Copy every line, leaving nothing out and adding nothing.

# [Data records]

## begin

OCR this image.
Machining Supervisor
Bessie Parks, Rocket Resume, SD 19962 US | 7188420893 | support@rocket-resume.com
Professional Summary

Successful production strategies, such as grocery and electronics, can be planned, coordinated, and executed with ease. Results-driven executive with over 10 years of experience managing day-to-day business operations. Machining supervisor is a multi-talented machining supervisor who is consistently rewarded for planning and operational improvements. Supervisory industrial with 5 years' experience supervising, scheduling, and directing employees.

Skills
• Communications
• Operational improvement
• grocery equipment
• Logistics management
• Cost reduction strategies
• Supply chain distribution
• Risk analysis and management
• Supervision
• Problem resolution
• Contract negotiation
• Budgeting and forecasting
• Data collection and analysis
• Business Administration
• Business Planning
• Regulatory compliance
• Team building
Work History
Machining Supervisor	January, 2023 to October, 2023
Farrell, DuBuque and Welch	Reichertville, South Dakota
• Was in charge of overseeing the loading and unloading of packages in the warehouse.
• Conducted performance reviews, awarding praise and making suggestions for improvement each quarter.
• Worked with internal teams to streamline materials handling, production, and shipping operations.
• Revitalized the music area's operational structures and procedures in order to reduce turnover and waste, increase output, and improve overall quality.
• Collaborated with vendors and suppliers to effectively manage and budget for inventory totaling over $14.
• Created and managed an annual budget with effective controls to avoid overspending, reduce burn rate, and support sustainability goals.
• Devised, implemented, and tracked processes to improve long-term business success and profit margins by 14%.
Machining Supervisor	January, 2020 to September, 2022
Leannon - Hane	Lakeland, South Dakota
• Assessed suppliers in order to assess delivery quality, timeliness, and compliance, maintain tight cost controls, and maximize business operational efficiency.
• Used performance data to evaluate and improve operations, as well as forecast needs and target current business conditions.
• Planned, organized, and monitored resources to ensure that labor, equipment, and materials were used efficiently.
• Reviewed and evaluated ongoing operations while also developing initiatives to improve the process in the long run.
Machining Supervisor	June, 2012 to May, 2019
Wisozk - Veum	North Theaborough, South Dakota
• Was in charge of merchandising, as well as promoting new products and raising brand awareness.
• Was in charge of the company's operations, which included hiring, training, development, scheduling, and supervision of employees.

## end

# [Expected output]
OCR this image.
Machining Supervisor
Bessie Parks, Rocket Resume, SD 19962 US | 7188420893 | support@rocket-resume.com
Professional Summary

Successful production strategies, such as grocery and electronics, can be planned, coordinated, and executed with ease. Results-driven executive with over 10 years of experience managing day-to-day business operations. Machining supervisor is a multi-talented machining supervisor who is consistently rewarded for planning and operational improvements. Supervisory industrial with 5 years' experience supervising, scheduling, and directing employees.

Skills
• Communications
• Operational improvement
• grocery equipment
• Logistics management
• Cost reduction strategies
• Supply chain distribution
• Risk analysis and management
• Supervision
• Problem resolution
• Contract negotiation
• Budgeting and forecasting
• Data collection and analysis
• Business Administration
• Business Planning
• Regulatory compliance
• Team building
Work History
Machining Supervisor	January, 2023 to October, 2023
Farrell, DuBuque and Welch	Reichertville, South Dakota
• Was in charge of overseeing the loading and unloading of packages in the warehouse.
• Conducted performance reviews, awarding praise and making suggestions for improvement each quarter.
• Worked with internal teams to streamline materials handling, production, and shipping operations.
• Revitalized the music area's operational structures and procedures in order to reduce turnover and waste, increase output, and improve overall quality.
• Collaborated with vendors and suppliers to effectively manage and budget for inventory totaling over $14.
• Created and managed an annual budget with effective controls to avoid overspending, reduce burn rate, and support sustainability goals.
• Devised, implemented, and tracked processes to improve long-term business success and profit margins by 14%.
Machining Supervisor	January, 2020 to September, 2022
Leannon - Hane	Lakeland, South Dakota
• Assessed suppliers in order to assess delivery quality, timeliness, and compliance, maintain tight cost controls, and maximize business operational efficiency.
• Used performance data to evaluate and improve operations, as well as forecast needs and target current business conditions.
• Planned, organized, and monitored resources to ensure that labor, equipment, and materials were used efficiently.
• Reviewed and evaluated ongoing operations while also developing initiatives to improve the process in the long run.
Machining Supervisor	June, 2012 to May, 2019
Wisozk - Veum	North Theaborough, South Dakota
• Was in charge of merchandising, as well as promoting new products and raising brand awareness.
• Was in charge of the company's operations, which included hiring, training, development, scheduling, and supervision of employees.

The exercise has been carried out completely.